• [Set exercise]: Pick every line with "Tiki" from the material below.

• [The records]:
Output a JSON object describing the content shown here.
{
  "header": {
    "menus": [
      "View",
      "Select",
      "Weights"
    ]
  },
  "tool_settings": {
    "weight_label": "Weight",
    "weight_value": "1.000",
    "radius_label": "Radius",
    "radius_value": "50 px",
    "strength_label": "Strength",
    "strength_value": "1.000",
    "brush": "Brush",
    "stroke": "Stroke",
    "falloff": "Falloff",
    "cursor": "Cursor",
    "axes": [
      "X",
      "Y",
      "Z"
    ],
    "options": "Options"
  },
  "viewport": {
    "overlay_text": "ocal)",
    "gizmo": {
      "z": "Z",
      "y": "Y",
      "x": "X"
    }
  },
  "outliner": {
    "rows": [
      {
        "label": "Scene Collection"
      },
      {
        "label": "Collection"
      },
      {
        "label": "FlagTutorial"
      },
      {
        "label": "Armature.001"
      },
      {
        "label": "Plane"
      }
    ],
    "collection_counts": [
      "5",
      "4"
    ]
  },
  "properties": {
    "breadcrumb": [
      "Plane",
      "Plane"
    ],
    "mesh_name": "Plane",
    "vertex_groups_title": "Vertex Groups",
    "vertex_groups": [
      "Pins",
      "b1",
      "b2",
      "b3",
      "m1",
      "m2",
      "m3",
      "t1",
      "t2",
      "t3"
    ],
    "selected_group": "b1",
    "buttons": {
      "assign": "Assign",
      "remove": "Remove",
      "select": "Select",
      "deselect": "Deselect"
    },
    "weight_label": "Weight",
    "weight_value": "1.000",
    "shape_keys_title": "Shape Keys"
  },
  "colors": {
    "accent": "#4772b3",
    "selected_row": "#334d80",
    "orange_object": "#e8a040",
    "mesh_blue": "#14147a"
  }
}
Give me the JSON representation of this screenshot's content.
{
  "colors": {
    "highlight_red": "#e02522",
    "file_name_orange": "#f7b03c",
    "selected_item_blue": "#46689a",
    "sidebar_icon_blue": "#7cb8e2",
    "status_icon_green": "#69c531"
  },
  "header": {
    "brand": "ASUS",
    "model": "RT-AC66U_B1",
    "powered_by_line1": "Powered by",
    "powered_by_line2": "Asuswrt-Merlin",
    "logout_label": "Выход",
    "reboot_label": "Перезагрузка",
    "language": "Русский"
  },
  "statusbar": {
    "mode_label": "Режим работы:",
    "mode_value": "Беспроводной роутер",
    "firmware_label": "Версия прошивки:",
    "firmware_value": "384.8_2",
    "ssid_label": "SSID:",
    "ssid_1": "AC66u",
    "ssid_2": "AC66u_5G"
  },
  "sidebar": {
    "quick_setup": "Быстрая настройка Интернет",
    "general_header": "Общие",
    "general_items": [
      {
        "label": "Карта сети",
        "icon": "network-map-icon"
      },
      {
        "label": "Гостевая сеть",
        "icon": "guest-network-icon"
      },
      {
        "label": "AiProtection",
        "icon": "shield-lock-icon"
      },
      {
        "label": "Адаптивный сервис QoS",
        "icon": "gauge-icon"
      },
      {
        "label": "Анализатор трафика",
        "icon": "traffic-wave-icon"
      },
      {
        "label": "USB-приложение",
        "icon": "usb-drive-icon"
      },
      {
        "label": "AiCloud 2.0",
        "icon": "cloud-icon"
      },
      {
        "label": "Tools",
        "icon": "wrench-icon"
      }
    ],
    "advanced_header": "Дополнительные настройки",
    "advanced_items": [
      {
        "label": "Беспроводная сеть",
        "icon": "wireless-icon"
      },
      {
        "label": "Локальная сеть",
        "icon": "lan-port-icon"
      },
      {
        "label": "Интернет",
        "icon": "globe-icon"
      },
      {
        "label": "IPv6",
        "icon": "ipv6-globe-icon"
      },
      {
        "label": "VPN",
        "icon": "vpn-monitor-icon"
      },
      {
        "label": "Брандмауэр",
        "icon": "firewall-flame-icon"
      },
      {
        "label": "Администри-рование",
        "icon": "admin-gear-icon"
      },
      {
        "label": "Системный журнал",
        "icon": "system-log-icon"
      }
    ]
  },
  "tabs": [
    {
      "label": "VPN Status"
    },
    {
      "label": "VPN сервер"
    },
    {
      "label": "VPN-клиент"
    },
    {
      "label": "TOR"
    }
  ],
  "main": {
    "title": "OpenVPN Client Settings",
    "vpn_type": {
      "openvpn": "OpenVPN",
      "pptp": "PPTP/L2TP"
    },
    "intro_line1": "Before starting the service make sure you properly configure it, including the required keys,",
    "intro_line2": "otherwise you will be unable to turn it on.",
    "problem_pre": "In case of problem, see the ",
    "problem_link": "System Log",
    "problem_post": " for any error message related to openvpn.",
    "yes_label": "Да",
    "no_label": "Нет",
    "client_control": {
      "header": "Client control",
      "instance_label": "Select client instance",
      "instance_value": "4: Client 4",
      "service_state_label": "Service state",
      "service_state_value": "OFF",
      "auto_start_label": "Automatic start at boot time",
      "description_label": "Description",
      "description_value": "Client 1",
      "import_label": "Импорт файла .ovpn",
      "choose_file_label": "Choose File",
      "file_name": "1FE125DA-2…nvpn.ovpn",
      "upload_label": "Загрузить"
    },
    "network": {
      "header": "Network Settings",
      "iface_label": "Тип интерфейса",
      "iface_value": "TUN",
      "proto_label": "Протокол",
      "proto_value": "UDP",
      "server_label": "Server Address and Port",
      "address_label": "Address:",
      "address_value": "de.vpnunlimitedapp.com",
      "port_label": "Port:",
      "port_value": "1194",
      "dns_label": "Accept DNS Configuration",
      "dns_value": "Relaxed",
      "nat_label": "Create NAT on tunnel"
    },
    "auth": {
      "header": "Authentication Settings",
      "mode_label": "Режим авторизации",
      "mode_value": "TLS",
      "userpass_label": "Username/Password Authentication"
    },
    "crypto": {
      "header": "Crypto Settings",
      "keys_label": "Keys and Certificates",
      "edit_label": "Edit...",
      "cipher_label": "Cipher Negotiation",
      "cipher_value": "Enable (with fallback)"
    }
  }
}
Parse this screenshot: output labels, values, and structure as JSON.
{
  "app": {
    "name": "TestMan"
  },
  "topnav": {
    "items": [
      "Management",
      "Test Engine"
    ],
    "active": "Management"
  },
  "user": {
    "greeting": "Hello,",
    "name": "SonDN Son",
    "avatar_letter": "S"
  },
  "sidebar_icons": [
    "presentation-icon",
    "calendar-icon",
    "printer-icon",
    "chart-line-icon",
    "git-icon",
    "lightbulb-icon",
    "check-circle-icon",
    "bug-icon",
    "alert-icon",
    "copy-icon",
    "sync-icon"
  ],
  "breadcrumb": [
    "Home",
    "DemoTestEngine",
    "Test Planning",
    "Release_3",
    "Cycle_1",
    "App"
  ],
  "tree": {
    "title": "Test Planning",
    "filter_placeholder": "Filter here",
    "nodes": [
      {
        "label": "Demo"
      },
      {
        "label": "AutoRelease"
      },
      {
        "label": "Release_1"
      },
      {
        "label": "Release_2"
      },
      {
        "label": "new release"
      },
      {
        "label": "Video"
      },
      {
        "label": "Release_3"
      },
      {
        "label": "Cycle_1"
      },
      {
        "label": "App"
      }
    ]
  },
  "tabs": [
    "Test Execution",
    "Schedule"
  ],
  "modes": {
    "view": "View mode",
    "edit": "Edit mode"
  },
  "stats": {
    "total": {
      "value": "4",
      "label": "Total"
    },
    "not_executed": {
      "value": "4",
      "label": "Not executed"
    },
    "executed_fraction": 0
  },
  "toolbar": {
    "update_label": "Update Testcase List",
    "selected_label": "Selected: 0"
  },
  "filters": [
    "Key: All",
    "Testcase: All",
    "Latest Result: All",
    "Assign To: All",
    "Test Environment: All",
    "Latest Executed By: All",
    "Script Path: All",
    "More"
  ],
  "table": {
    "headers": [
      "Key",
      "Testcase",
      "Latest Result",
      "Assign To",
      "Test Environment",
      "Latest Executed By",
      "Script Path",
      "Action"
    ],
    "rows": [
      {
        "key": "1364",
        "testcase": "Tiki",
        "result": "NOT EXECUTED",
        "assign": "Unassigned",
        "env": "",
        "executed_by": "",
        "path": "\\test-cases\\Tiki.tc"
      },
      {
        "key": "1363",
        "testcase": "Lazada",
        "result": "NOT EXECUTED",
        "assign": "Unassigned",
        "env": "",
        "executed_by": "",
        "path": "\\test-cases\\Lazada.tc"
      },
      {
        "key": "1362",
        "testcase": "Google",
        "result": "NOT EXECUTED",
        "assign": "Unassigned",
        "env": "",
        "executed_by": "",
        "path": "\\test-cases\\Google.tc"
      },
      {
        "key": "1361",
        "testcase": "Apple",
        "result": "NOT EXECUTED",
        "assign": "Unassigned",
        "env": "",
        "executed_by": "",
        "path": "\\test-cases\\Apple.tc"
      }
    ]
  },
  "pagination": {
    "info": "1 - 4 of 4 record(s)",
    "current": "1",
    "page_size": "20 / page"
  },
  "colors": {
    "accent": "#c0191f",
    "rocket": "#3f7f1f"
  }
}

• [Exercise answer]:
        "testcase": "Tiki",
        "path": "\\test-cases\\Tiki.tc"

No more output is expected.